Instructions for the task |
Every record below should be printed exactly as it appears.

Extracted records |
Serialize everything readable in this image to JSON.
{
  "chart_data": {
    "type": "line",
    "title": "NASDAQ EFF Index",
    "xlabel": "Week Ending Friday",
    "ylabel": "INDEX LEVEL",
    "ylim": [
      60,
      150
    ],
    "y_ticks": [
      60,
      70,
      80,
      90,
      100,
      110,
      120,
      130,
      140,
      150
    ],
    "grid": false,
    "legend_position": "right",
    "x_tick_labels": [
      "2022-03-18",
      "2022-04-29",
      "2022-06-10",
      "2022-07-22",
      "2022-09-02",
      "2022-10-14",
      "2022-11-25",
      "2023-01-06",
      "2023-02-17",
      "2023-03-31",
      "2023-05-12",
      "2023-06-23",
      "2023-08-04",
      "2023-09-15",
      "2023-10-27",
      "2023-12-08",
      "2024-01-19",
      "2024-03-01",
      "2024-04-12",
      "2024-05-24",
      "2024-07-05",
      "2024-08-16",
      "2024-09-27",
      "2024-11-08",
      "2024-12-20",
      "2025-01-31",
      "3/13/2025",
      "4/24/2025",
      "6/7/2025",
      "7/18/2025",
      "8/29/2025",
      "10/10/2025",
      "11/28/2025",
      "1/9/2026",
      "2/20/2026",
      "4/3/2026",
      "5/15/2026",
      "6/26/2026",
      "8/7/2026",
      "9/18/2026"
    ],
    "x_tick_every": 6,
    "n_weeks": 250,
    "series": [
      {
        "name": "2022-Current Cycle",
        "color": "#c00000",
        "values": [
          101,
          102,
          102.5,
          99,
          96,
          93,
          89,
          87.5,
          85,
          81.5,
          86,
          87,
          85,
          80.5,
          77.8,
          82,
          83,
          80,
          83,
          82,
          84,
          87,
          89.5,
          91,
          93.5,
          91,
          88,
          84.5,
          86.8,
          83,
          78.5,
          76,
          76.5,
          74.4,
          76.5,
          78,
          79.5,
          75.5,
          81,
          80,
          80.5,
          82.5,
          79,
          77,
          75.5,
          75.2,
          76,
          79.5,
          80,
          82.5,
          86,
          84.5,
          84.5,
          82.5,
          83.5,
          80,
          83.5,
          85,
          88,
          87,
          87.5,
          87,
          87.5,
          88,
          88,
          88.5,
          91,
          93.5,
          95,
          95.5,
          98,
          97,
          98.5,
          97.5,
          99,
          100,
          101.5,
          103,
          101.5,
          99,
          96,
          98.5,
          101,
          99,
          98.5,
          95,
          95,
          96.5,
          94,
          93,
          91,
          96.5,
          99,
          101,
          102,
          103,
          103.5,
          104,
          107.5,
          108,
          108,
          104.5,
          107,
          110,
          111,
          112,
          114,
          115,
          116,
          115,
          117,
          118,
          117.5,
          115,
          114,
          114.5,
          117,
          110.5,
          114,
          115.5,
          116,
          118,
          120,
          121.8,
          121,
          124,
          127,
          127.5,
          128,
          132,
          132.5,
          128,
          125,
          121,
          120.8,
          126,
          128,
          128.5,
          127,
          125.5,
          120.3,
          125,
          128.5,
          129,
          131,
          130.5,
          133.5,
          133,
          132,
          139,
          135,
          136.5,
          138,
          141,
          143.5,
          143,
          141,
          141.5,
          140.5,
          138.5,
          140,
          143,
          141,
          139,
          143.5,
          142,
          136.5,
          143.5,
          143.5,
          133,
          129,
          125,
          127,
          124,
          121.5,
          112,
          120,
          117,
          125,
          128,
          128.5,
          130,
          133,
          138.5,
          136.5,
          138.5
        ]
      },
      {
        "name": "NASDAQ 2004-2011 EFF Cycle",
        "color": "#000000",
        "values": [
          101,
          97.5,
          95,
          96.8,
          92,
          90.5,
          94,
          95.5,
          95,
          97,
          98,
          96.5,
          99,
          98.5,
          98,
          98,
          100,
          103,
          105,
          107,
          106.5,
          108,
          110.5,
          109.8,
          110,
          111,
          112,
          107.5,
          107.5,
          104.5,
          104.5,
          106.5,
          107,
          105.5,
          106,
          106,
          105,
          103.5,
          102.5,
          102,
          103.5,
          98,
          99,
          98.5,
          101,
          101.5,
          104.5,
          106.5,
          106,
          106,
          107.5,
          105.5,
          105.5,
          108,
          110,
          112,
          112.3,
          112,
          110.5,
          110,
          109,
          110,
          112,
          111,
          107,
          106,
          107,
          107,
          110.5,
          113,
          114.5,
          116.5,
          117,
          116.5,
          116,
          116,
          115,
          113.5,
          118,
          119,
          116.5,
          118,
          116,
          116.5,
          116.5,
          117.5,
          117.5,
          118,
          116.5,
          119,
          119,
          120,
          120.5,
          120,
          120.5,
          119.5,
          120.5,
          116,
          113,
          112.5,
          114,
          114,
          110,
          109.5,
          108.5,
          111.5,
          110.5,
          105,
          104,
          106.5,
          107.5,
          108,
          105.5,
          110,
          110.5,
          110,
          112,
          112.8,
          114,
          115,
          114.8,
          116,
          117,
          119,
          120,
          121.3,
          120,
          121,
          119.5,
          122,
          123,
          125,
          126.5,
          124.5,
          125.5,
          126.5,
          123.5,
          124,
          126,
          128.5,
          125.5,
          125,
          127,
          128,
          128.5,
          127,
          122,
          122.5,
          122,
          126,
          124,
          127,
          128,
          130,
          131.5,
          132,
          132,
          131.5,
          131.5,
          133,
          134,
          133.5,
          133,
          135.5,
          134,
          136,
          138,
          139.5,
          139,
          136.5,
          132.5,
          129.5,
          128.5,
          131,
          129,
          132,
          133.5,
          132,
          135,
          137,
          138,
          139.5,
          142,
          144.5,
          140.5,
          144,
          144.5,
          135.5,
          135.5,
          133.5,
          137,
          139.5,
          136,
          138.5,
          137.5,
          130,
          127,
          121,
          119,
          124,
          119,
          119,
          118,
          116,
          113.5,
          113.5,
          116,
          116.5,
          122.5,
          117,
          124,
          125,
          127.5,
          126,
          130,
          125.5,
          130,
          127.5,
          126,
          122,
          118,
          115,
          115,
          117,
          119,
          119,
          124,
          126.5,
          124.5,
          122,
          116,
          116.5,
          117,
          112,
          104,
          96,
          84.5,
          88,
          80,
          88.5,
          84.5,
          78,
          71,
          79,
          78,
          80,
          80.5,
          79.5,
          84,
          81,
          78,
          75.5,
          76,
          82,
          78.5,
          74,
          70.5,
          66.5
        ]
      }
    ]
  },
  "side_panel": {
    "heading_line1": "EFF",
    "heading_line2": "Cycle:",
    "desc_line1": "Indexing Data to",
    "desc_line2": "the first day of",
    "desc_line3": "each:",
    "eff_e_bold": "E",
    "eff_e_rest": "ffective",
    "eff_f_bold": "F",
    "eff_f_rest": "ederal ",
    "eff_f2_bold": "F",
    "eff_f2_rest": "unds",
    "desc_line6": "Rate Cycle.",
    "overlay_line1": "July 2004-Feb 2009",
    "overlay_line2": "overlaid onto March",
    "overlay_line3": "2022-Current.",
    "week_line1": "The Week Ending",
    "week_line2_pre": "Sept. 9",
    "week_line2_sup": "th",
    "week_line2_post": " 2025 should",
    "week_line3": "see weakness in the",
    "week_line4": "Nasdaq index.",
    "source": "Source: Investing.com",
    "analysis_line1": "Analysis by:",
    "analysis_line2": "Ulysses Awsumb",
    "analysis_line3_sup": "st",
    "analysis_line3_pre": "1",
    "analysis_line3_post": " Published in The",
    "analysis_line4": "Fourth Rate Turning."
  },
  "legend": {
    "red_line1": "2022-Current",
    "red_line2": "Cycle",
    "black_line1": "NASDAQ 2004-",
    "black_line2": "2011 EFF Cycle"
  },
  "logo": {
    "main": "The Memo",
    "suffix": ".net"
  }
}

Problem solution |
Serialize everything readable in this image to JSON.
{
  "chart_data": {
    "type": "line",
    "title": "NASDAQ EFF Index",
    "xlabel": "Week Ending Friday",
    "ylabel": "INDEX LEVEL",
    "ylim": [
      60,
      150
    ],
    "y_ticks": [
      60,
      70,
      80,
      90,
      100,
      110,
      120,
      130,
      140,
      150
    ],
    "grid": false,
    "legend_position": "right",
    "x_tick_labels": [
      "2022-03-18",
      "2022-04-29",
      "2022-06-10",
      "2022-07-22",
      "2022-09-02",
      "2022-10-14",
      "2022-11-25",
      "2023-01-06",
      "2023-02-17",
      "2023-03-31",
      "2023-05-12",
      "2023-06-23",
      "2023-08-04",
      "2023-09-15",
      "2023-10-27",
      "2023-12-08",
      "2024-01-19",
      "2024-03-01",
      "2024-04-12",
      "2024-05-24",
      "2024-07-05",
      "2024-08-16",
      "2024-09-27",
      "2024-11-08",
      "2024-12-20",
      "2025-01-31",
      "3/13/2025",
      "4/24/2025",
      "6/7/2025",
      "7/18/2025",
      "8/29/2025",
      "10/10/2025",
      "11/28/2025",
      "1/9/2026",
      "2/20/2026",
      "4/3/2026",
      "5/15/2026",
      "6/26/2026",
      "8/7/2026",
      "9/18/2026"
    ],
    "x_tick_every": 6,
    "n_weeks": 250,
    "series": [
      {
        "name": "2022-Current Cycle",
        "color": "#c00000",
        "values": [
          101,
          102,
          102.5,
          99,
          96,
          93,
          89,
          87.5,
          85,
          81.5,
          86,
          87,
          85,
          80.5,
          77.8,
          82,
          83,
          80,
          83,
          82,
          84,
          87,
          89.5,
          91,
          93.5,
          91,
          88,
          84.5,
          86.8,
          83,
          78.5,
          76,
          76.5,
          74.4,
          76.5,
          78,
          79.5,
          75.5,
          81,
          80,
          80.5,
          82.5,
          79,
          77,
          75.5,
          75.2,
          76,
          79.5,
          80,
          82.5,
          86,
          84.5,
          84.5,
          82.5,
          83.5,
          80,
          83.5,
          85,
          88,
          87,
          87.5,
          87,
          87.5,
          88,
          88,
          88.5,
          91,
          93.5,
          95,
          95.5,
          98,
          97,
          98.5,
          97.5,
          99,
          100,
          101.5,
          103,
          101.5,
          99,
          96,
          98.5,
          101,
          99,
          98.5,
          95,
          95,
          96.5,
          94,
          93,
          91,
          96.5,
          99,
          101,
          102,
          103,
          103.5,
          104,
          107.5,
          108,
          108,
          104.5,
          107,
          110,
          111,
          112,
          114,
          115,
          116,
          115,
          117,
          118,
          117.5,
          115,
          114,
          114.5,
          117,
          110.5,
          114,
          115.5,
          116,
          118,
          120,
          121.8,
          121,
          124,
          127,
          127.5,
          128,
          132,
          132.5,
          128,
          125,
          121,
          120.8,
          126,
          128,
          128.5,
          127,
          125.5,
          120.3,
          125,
          128.5,
          129,
          131,
          130.5,
          133.5,
          133,
          132,
          139,
          135,
          136.5,
          138,
          141,
          143.5,
          143,
          141,
          141.5,
          140.5,
          138.5,
          140,
          143,
          141,
          139,
          143.5,
          142,
          136.5,
          143.5,
          143.5,
          133,
          129,
          125,
          127,
          124,
          121.5,
          112,
          120,
          117,
          125,
          128,
          128.5,
          130,
          133,
          138.5,
          136.5,
          138.5
        ]
      },
      {
        "name": "NASDAQ 2004-2011 EFF Cycle",
        "color": "#000000",
        "values": [
          101,
          97.5,
          95,
          96.8,
          92,
          90.5,
          94,
          95.5,
          95,
          97,
          98,
          96.5,
          99,
          98.5,
          98,
          98,
          100,
          103,
          105,
          107,
          106.5,
          108,
          110.5,
          109.8,
          110,
          111,
          112,
          107.5,
          107.5,
          104.5,
          104.5,
          106.5,
          107,
          105.5,
          106,
          106,
          105,
          103.5,
          102.5,
          102,
          103.5,
          98,
          99,
          98.5,
          101,
          101.5,
          104.5,
          106.5,
          106,
          106,
          107.5,
          105.5,
          105.5,
          108,
          110,
          112,
          112.3,
          112,
          110.5,
          110,
          109,
          110,
          112,
          111,
          107,
          106,
          107,
          107,
          110.5,
          113,
          114.5,
          116.5,
          117,
          116.5,
          116,
          116,
          115,
          113.5,
          118,
          119,
          116.5,
          118,
          116,
          116.5,
          116.5,
          117.5,
          117.5,
          118,
          116.5,
          119,
          119,
          120,
          120.5,
          120,
          120.5,
          119.5,
          120.5,
          116,
          113,
          112.5,
          114,
          114,
          110,
          109.5,
          108.5,
          111.5,
          110.5,
          105,
          104,
          106.5,
          107.5,
          108,
          105.5,
          110,
          110.5,
          110,
          112,
          112.8,
          114,
          115,
          114.8,
          116,
          117,
          119,
          120,
          121.3,
          120,
          121,
          119.5,
          122,
          123,
          125,
          126.5,
          124.5,
          125.5,
          126.5,
          123.5,
          124,
          126,
          128.5,
          125.5,
          125,
          127,
          128,
          128.5,
          127,
          122,
          122.5,
          122,
          126,
          124,
          127,
          128,
          130,
          131.5,
          132,
          132,
          131.5,
          131.5,
          133,
          134,
          133.5,
          133,
          135.5,
          134,
          136,
          138,
          139.5,
          139,
          136.5,
          132.5,
          129.5,
          128.5,
          131,
          129,
          132,
          133.5,
          132,
          135,
          137,
          138,
          139.5,
          142,
          144.5,
          140.5,
          144,
          144.5,
          135.5,
          135.5,
          133.5,
          137,
          139.5,
          136,
          138.5,
          137.5,
          130,
          127,
          121,
          119,
          124,
          119,
          119,
          118,
          116,
          113.5,
          113.5,
          116,
          116.5,
          122.5,
          117,
          124,
          125,
          127.5,
          126,
          130,
          125.5,
          130,
          127.5,
          126,
          122,
          118,
          115,
          115,
          117,
          119,
          119,
          124,
          126.5,
          124.5,
          122,
          116,
          116.5,
          117,
          112,
          104,
          96,
          84.5,
          88,
          80,
          88.5,
          84.5,
          78,
          71,
          79,
          78,
          80,
          80.5,
          79.5,
          84,
          81,
          78,
          75.5,
          76,
          82,
          78.5,
          74,
          70.5,
          66.5
        ]
      }
    ]
  },
  "side_panel": {
    "heading_line1": "EFF",
    "heading_line2": "Cycle:",
    "desc_line1": "Indexing Data to",
    "desc_line2": "the first day of",
    "desc_line3": "each:",
    "eff_e_bold": "E",
    "eff_e_rest": "ffective",
    "eff_f_bold": "F",
    "eff_f_rest": "ederal ",
    "eff_f2_bold": "F",
    "eff_f2_rest": "unds",
    "desc_line6": "Rate Cycle.",
    "overlay_line1": "July 2004-Feb 2009",
    "overlay_line2": "overlaid onto March",
    "overlay_line3": "2022-Current.",
    "week_line1": "The Week Ending",
    "week_line2_pre": "Sept. 9",
    "week_line2_sup": "th",
    "week_line2_post": " 2025 should",
    "week_line3": "see weakness in the",
    "week_line4": "Nasdaq index.",
    "source": "Source: Investing.com",
    "analysis_line1": "Analysis by:",
    "analysis_line2": "Ulysses Awsumb",
    "analysis_line3_sup": "st",
    "analysis_line3_pre": "1",
    "analysis_line3_post": " Published in The",
    "analysis_line4": "Fourth Rate Turning."
  },
  "legend": {
    "red_line1": "2022-Current",
    "red_line2": "Cycle",
    "black_line1": "NASDAQ 2004-",
    "black_line2": "2011 EFF Cycle"
  },
  "logo": {
    "main": "The Memo",
    "suffix": ".net"
  }
}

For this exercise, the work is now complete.